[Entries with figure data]
<<<<

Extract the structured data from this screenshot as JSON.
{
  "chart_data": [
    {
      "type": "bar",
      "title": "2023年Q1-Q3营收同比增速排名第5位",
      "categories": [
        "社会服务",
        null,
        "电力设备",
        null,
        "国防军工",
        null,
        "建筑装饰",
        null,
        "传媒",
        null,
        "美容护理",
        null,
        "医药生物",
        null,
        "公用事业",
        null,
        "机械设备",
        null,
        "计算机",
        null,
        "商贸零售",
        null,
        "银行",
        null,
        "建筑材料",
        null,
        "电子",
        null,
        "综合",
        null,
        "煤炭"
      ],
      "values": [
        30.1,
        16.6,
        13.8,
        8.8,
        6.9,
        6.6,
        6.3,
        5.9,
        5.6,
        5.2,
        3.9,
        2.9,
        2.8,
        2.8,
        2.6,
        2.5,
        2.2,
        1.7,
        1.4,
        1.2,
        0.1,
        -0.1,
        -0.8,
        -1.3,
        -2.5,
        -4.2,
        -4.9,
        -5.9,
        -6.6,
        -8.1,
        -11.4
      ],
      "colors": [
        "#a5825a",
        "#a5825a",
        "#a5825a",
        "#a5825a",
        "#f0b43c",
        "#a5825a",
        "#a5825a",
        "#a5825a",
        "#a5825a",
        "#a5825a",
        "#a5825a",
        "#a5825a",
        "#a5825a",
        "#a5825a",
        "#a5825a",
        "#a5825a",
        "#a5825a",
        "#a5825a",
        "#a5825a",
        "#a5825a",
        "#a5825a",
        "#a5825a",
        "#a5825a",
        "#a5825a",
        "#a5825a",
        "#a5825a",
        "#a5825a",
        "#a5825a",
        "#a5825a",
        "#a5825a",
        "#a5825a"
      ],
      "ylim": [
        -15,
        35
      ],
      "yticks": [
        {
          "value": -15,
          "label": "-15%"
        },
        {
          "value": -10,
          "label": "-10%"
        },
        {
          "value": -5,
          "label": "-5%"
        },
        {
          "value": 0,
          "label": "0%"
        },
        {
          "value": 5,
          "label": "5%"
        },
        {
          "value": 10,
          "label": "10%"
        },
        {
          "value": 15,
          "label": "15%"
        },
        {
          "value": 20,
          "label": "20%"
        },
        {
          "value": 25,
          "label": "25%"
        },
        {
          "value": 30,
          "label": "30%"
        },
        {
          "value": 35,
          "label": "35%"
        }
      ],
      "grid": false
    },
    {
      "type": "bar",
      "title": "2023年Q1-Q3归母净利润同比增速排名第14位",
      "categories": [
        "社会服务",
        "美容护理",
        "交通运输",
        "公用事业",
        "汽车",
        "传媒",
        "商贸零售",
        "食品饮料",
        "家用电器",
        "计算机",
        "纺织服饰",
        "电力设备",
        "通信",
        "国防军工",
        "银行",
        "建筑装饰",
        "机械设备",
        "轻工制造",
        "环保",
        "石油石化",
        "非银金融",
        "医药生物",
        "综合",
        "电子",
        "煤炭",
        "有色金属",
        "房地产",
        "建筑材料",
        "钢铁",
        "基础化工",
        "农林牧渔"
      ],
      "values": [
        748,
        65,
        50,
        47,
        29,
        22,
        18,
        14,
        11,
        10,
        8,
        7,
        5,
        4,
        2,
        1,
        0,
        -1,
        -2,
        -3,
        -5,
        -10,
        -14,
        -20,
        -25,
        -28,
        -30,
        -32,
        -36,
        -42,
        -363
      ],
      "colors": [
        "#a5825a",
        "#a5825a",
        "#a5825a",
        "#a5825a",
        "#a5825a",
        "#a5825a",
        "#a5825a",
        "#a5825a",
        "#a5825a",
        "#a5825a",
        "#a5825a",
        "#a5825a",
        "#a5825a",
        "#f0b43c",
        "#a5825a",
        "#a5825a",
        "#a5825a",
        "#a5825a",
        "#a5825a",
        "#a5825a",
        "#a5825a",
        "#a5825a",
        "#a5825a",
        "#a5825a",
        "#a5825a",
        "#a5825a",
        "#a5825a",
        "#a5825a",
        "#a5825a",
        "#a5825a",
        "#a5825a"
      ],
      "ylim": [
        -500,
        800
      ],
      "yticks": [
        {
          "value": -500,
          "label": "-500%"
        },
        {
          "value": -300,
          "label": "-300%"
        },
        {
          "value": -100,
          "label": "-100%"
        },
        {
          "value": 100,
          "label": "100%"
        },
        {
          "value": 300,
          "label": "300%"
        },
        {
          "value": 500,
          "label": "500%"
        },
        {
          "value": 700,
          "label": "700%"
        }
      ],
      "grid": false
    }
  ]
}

>>>>

Print the whole listing exactly as it is.

**RESULT OF THE EXERCISE**.
Extract the structured data from this screenshot as JSON.
{
  "chart_data": [
    {
      "type": "bar",
      "title": "2023年Q1-Q3营收同比增速排名第5位",
      "categories": [
        "社会服务",
        null,
        "电力设备",
        null,
        "国防军工",
        null,
        "建筑装饰",
        null,
        "传媒",
        null,
        "美容护理",
        null,
        "医药生物",
        null,
        "公用事业",
        null,
        "机械设备",
        null,
        "计算机",
        null,
        "商贸零售",
        null,
        "银行",
        null,
        "建筑材料",
        null,
        "电子",
        null,
        "综合",
        null,
        "煤炭"
      ],
      "values": [
        30.1,
        16.6,
        13.8,
        8.8,
        6.9,
        6.6,
        6.3,
        5.9,
        5.6,
        5.2,
        3.9,
        2.9,
        2.8,
        2.8,
        2.6,
        2.5,
        2.2,
        1.7,
        1.4,
        1.2,
        0.1,
        -0.1,
        -0.8,
        -1.3,
        -2.5,
        -4.2,
        -4.9,
        -5.9,
        -6.6,
        -8.1,
        -11.4
      ],
      "colors": [
        "#a5825a",
        "#a5825a",
        "#a5825a",
        "#a5825a",
        "#f0b43c",
        "#a5825a",
        "#a5825a",
        "#a5825a",
        "#a5825a",
        "#a5825a",
        "#a5825a",
        "#a5825a",
        "#a5825a",
        "#a5825a",
        "#a5825a",
        "#a5825a",
        "#a5825a",
        "#a5825a",
        "#a5825a",
        "#a5825a",
        "#a5825a",
        "#a5825a",
        "#a5825a",
        "#a5825a",
        "#a5825a",
        "#a5825a",
        "#a5825a",
        "#a5825a",
        "#a5825a",
        "#a5825a",
        "#a5825a"
      ],
      "ylim": [
        -15,
        35
      ],
      "yticks": [
        {
          "value": -15,
          "label": "-15%"
        },
        {
          "value": -10,
          "label": "-10%"
        },
        {
          "value": -5,
          "label": "-5%"
        },
        {
          "value": 0,
          "label": "0%"
        },
        {
          "value": 5,
          "label": "5%"
        },
        {
          "value": 10,
          "label": "10%"
        },
        {
          "value": 15,
          "label": "15%"
        },
        {
          "value": 20,
          "label": "20%"
        },
        {
          "value": 25,
          "label": "25%"
        },
        {
          "value": 30,
          "label": "30%"
        },
        {
          "value": 35,
          "label": "35%"
        }
      ],
      "grid": false
    },
    {
      "type": "bar",
      "title": "2023年Q1-Q3归母净利润同比增速排名第14位",
      "categories": [
        "社会服务",
        "美容护理",
        "交通运输",
        "公用事业",
        "汽车",
        "传媒",
        "商贸零售",
        "食品饮料",
        "家用电器",
        "计算机",
        "纺织服饰",
        "电力设备",
        "通信",
        "国防军工",
        "银行",
        "建筑装饰",
        "机械设备",
        "轻工制造",
        "环保",
        "石油石化",
        "非银金融",
        "医药生物",
        "综合",
        "电子",
        "煤炭",
        "有色金属",
        "房地产",
        "建筑材料",
        "钢铁",
        "基础化工",
        "农林牧渔"
      ],
      "values": [
        748,
        65,
        50,
        47,
        29,
        22,
        18,
        14,
        11,
        10,
        8,
        7,
        5,
        4,
        2,
        1,
        0,
        -1,
        -2,
        -3,
        -5,
        -10,
        -14,
        -20,
        -25,
        -28,
        -30,
        -32,
        -36,
        -42,
        -363
      ],
      "colors": [
        "#a5825a",
        "#a5825a",
        "#a5825a",
        "#a5825a",
        "#a5825a",
        "#a5825a",
        "#a5825a",
        "#a5825a",
        "#a5825a",
        "#a5825a",
        "#a5825a",
        "#a5825a",
        "#a5825a",
        "#f0b43c",
        "#a5825a",
        "#a5825a",
        "#a5825a",
        "#a5825a",
        "#a5825a",
        "#a5825a",
        "#a5825a",
        "#a5825a",
        "#a5825a",
        "#a5825a",
        "#a5825a",
        "#a5825a",
        "#a5825a",
        "#a5825a",
        "#a5825a",
        "#a5825a",
        "#a5825a"
      ],
      "ylim": [
        -500,
        800
      ],
      "yticks": [
        {
          "value": -500,
          "label": "-500%"
        },
        {
          "value": -300,
          "label": "-300%"
        },
        {
          "value": -100,
          "label": "-100%"
        },
        {
          "value": 100,
          "label": "100%"
        },
        {
          "value": 300,
          "label": "300%"
        },
        {
          "value": 500,
          "label": "500%"
        },
        {
          "value": 700,
          "label": "700%"
        }
      ],
      "grid": false
    }
  ]
}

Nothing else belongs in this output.